■ **PASSAGE PROVIDED**:
:::

# Need help choosing a new sub amp



## tc3k101 (Mar 13, 2008)

well after reading my Dayton HPSA1000-R 1000W amp does around 1/2 of rated power i really want to up my power. my buddy told me about a behringer ep2200? as for a budget id like it to be generally cheap. i want real world power too, im going to be posting my dayton up for sale so hopefully it will sell. i wont be buying anything yet till it sells so im just keeping my options open. right now i have around $300 hopefully the dayton amp sells and ups my budget to around 500.

it will be powering a tc 3000 neo in 4.3ft^[email protected] thanks in advance. im a noob to all this so bare with me


----------



## E-A-G-L-E-S (Sep 15, 2007)

Behringer EP2500 would be a good choice.
Do a msn live cashback search and get 5%-30% off from an online store that is a participant in the MSN Live C.B. and carries the amp. Less than $300 then.


----------



## Mike P. (Apr 6, 2007)

That would be the EP2500. A very popular amp for sub duty. It can be had for $300 if you search around.


----------



## tc3k101 (Mar 13, 2008)

thanks anything else that would fit my budget? sub is d2 btw


----------



## tc3k101 (Mar 13, 2008)

also is it rated correctly?


----------



## Ricci (May 23, 2007)

The EP2500 will put out a real 1700W into 4 ohm bridged. That's about as good as your going to get without stepping up to a bigger more expensive amp and also possibly upgrading your AC line.


----------



## tcarcio (Jun 27, 2007)

I have the EP2500 and I am soo glad I got it. It is the best for the money so take everyones advice and you will be happy.:yay:


----------



## tc3k101 (Mar 13, 2008)

tcarcio said:


> I have the EP2500 and I am soo glad I got it. It is the best for the money so take everyones advice and you will be happy.:yay:


yeah im going to get it just idk when


----------



## Jaybo (Mar 2, 2009)

where have you read the Dayton not producing the power it claims?


----------



## Jerm357 (May 23, 2006)

Jaybo said:


> where have you read the Dayton not producing the power it claims?


Im guessing here....
http://www.avsforum.com/avs-vb/showthread.php?p=13714349#post13714349


----------



## mdrake (Jan 31, 2008)

I tried a few different amps and decided on the Crown XLS. Here is the thread chronicling my amp search. 

Matt


----------



## adio (May 27, 2009)

the ep2500 doesn't have a subsonic or highpass filter, right? what would one need in addition to the amp itself? i read that a ED eq.2 works and maybe a few other things. help?


----------



## adio (May 27, 2009)

still lookin for an answer almost 2 years later..........


----------



## Theresa (Aug 23, 2010)

Just got the Behringer EP4000 and using it to drive two subs. As far as I've heard its RMS power is what they advertise it as. Peak power I think is exaggerated. I had to swap the fan out for a quieter one and it still runs just barely warm to the touch. I am using it with the balanced miniDSP and all is hooked up to my UMC-1's balanced sub out. I'm very pleased despite some problems with the miniDSP's software's meters not working which I expect they will fix.


----------

:::

■ **MATERIAL SHOWN**:
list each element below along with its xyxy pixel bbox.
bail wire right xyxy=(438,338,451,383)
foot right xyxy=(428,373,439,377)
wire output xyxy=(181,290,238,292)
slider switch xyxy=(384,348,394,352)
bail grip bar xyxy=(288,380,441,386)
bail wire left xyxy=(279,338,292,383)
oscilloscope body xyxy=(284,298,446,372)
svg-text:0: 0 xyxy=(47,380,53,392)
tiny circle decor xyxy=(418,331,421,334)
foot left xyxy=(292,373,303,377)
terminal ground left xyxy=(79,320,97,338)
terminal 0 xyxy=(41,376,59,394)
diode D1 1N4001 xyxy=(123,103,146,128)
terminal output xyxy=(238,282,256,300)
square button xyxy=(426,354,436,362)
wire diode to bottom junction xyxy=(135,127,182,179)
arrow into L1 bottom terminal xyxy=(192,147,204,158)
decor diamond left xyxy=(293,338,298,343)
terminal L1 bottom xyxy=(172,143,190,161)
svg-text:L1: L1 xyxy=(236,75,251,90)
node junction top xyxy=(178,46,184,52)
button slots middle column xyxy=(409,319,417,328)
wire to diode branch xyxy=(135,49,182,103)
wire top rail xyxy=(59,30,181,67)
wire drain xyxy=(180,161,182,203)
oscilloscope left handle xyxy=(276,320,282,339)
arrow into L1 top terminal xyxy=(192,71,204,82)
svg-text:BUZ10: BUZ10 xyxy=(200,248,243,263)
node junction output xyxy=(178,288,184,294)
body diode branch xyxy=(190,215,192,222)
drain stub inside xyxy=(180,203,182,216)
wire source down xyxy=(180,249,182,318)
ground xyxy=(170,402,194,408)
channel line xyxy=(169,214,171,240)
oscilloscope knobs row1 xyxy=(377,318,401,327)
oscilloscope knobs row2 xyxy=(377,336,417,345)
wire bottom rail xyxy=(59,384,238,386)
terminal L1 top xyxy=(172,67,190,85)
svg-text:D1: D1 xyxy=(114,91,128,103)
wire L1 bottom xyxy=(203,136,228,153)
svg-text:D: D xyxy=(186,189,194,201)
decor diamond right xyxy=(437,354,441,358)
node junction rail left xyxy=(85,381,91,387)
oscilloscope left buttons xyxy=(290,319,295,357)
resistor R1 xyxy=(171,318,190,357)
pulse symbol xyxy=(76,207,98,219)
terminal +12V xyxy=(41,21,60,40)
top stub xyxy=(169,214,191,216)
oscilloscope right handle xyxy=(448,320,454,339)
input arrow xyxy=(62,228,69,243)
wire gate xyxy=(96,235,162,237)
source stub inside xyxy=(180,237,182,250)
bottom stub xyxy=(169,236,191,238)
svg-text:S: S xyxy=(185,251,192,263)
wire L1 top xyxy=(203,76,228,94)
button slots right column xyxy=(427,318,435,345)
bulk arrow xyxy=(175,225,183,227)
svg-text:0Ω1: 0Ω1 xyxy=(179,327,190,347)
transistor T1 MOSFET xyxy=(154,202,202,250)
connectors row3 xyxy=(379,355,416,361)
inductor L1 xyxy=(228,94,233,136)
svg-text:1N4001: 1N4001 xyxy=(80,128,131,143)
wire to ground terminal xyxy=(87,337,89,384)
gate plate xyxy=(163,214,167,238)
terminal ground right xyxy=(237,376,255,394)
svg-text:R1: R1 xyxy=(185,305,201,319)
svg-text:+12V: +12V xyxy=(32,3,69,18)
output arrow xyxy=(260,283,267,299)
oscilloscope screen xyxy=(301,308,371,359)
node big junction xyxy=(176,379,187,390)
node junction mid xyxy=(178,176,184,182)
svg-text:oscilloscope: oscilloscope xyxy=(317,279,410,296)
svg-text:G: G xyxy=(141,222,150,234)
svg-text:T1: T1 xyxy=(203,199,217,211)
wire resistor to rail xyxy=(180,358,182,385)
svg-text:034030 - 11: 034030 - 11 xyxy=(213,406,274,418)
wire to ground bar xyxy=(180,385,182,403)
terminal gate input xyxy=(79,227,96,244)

:::

■ **PROBLEMS**:
1 – For each statement, say yes or no according to the sub amp thread, and quote the words from the thread that decide it. (a) The original poster had around $300 to spend at the time of posting. (b) Ricci says the EP2500 puts out a real 1700W into 4 ohm bridged. (c) mdrake chose the Behringer EP4000 after trying several amps.
2 – From the sub amp thread, list every power amplifier model that is mentioned.
This material was taken from a different source than the thread.

■ **RESULTS IN ORDER**:
1 –
(a) Yes: "right now i have around $300"
(b) Yes: "The EP2500 will put out a real 1700W into 4 ohm bridged."
(c) No: "I tried a few different amps and decided on the Crown XLS."

2 – Dayton HPSA1000-R, Behringer EP2200, Behringer EP2500, Crown XLS, Behringer EP4000